* [Instruction]: Every record below should be printed exactly as given.

* [Extracted records]:
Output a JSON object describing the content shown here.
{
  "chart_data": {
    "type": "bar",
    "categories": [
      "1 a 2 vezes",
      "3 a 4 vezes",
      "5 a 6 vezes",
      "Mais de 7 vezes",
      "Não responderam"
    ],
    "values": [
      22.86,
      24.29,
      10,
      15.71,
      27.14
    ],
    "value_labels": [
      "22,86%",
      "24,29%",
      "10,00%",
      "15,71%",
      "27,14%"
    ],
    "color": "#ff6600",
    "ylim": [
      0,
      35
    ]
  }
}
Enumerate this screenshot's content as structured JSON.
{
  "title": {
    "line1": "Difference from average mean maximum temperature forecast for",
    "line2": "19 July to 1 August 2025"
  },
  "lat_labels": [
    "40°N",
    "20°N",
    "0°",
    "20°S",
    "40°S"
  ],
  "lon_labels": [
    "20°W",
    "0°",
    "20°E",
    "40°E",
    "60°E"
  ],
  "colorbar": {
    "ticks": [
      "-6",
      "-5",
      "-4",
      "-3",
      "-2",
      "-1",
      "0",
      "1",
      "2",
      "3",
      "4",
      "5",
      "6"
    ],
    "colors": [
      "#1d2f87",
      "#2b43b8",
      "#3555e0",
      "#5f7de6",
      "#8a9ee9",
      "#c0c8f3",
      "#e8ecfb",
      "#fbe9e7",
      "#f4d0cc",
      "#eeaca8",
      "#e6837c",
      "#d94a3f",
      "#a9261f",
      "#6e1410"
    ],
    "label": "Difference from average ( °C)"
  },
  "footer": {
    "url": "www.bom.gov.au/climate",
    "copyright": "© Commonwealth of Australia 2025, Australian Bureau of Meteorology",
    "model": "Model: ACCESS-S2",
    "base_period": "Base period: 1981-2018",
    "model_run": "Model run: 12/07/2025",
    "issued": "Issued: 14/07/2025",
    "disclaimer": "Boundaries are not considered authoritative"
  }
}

* [Answer for the task]:
Output a JSON object describing the content shown here.
{
  "chart_data": {
    "type": "bar",
    "categories": [
      "1 a 2 vezes",
      "3 a 4 vezes",
      "5 a 6 vezes",
      "Mais de 7 vezes",
      "Não responderam"
    ],
    "values": [
      22.86,
      24.29,
      10,
      15.71,
      27.14
    ],
    "value_labels": [
      "22,86%",
      "24,29%",
      "10,00%",
      "15,71%",
      "27,14%"
    ],
    "color": "#ff6600",
    "ylim": [
      0,
      35
    ]
  }
}
Enumerate this screenshot's content as structured JSON.
{
  "title": {
    "line1": "Difference from average mean maximum temperature forecast for",
    "line2": "19 July to 1 August 2025"
  },
  "lat_labels": [
    "40°N",
    "20°N",
    "0°",
    "20°S",
    "40°S"
  ],
  "lon_labels": [
    "20°W",
    "0°",
    "20°E",
    "40°E",
    "60°E"
  ],
  "colorbar": {
    "ticks": [
      "-6",
      "-5",
      "-4",
      "-3",
      "-2",
      "-1",
      "0",
      "1",
      "2",
      "3",
      "4",
      "5",
      "6"
    ],
    "colors": [
      "#1d2f87",
      "#2b43b8",
      "#3555e0",
      "#5f7de6",
      "#8a9ee9",
      "#c0c8f3",
      "#e8ecfb",
      "#fbe9e7",
      "#f4d0cc",
      "#eeaca8",
      "#e6837c",
      "#d94a3f",
      "#a9261f",
      "#6e1410"
    ],
    "label": "Difference from average ( °C)"
  },
  "footer": {
    "url": "www.bom.gov.au/climate",
    "copyright": "© Commonwealth of Australia 2025, Australian Bureau of Meteorology",
    "model": "Model: ACCESS-S2",
    "base_period": "Base period: 1981-2018",
    "model_run": "Model run: 12/07/2025",
    "issued": "Issued: 14/07/2025",
    "disclaimer": "Boundaries are not considered authoritative"
  }
}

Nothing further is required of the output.